-------- DATA SUPPLIED --------

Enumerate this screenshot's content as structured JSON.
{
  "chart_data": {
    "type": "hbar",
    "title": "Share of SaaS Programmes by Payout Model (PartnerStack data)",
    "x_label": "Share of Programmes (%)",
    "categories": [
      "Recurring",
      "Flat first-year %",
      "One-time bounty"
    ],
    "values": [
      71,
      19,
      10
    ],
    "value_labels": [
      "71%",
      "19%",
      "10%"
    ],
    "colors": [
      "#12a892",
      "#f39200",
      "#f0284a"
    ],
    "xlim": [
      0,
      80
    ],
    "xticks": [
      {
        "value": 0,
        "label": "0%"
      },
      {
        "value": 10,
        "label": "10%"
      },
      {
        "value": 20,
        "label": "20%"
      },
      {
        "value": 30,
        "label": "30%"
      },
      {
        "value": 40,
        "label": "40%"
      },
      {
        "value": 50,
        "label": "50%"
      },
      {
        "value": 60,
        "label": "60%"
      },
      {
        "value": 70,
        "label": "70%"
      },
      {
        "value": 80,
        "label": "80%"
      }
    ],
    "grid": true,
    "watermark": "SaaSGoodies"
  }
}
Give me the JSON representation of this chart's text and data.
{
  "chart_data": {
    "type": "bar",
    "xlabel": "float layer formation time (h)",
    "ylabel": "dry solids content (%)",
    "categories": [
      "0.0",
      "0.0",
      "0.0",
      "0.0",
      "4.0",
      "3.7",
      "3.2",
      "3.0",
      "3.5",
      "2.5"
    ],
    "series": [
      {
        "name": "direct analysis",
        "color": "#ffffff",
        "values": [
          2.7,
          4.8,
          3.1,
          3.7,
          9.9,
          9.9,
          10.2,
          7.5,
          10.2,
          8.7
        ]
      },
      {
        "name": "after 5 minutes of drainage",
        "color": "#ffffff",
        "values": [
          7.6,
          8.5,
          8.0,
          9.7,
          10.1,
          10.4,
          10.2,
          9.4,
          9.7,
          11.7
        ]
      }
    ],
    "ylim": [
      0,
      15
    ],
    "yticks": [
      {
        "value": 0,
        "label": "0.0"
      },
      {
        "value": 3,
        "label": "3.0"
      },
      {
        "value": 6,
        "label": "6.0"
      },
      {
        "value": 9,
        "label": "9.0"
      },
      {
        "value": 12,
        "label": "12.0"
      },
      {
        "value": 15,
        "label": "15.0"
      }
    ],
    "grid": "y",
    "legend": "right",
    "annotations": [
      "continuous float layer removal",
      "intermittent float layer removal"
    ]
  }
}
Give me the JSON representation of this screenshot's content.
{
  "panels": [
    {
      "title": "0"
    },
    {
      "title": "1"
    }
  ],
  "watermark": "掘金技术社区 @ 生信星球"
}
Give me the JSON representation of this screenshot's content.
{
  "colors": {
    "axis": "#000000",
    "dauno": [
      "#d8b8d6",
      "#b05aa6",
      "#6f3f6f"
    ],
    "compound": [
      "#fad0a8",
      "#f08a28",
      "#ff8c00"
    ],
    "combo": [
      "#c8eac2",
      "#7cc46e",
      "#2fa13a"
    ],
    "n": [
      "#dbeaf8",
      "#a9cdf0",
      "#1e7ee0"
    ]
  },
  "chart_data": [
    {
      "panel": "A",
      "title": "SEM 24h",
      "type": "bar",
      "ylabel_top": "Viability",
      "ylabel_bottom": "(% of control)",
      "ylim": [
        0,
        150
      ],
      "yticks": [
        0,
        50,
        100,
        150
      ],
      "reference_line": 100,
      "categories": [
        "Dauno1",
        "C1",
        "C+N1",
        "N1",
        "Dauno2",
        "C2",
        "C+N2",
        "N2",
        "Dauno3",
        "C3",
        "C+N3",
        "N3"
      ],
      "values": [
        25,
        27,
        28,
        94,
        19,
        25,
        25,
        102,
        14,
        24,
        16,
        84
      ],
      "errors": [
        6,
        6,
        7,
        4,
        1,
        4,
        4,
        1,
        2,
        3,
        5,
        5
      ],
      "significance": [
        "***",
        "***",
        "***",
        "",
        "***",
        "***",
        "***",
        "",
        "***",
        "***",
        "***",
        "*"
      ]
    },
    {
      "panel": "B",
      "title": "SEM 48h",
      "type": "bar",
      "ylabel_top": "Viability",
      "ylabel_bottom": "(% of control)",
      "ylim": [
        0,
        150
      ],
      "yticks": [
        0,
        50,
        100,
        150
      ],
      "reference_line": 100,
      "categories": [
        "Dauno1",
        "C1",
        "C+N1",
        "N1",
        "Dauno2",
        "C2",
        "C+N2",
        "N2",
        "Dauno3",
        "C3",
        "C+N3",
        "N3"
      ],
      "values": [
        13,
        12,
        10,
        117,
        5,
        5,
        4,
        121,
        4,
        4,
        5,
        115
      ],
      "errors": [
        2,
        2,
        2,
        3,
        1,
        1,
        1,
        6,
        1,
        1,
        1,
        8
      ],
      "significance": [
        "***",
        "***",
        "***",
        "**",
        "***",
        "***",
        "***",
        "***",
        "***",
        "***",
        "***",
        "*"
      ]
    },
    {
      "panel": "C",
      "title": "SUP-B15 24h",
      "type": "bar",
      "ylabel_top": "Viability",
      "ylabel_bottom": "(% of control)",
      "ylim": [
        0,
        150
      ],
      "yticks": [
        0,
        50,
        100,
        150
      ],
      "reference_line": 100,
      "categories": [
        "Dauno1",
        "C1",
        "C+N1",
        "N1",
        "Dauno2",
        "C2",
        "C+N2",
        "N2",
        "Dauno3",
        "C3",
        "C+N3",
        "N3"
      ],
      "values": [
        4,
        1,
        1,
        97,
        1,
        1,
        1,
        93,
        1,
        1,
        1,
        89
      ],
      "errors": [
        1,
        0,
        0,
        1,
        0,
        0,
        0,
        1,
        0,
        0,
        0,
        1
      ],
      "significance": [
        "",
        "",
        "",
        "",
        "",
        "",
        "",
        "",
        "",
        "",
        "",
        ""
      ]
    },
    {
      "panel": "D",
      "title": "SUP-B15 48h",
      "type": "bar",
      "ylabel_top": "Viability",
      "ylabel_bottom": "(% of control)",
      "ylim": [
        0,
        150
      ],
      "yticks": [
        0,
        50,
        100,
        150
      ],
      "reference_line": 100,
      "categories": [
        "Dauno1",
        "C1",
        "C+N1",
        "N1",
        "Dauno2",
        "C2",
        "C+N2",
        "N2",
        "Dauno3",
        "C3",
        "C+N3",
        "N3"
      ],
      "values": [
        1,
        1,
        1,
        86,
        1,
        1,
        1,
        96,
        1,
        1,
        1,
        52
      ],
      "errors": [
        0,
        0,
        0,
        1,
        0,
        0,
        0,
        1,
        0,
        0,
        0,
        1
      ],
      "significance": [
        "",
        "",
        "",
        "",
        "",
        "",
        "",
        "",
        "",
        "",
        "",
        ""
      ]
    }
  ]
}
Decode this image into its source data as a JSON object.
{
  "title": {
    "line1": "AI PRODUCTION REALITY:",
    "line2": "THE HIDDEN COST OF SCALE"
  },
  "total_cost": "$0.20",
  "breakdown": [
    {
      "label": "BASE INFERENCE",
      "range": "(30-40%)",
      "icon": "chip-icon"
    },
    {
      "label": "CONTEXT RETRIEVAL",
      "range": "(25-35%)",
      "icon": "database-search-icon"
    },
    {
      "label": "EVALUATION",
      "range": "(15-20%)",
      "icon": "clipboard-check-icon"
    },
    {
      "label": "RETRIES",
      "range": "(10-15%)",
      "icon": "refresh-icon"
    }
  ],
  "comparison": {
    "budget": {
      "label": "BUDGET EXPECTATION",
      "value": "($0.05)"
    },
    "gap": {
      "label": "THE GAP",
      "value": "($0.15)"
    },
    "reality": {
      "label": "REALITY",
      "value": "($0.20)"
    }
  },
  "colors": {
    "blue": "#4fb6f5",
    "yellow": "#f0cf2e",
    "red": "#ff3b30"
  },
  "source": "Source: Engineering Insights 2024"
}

--------

● **SHORT TASK**:
Copy out all lines that carry the word "time".

● **THE RESPONSE**:
      "One-time bounty"
    "xlabel": "float layer formation time (h)",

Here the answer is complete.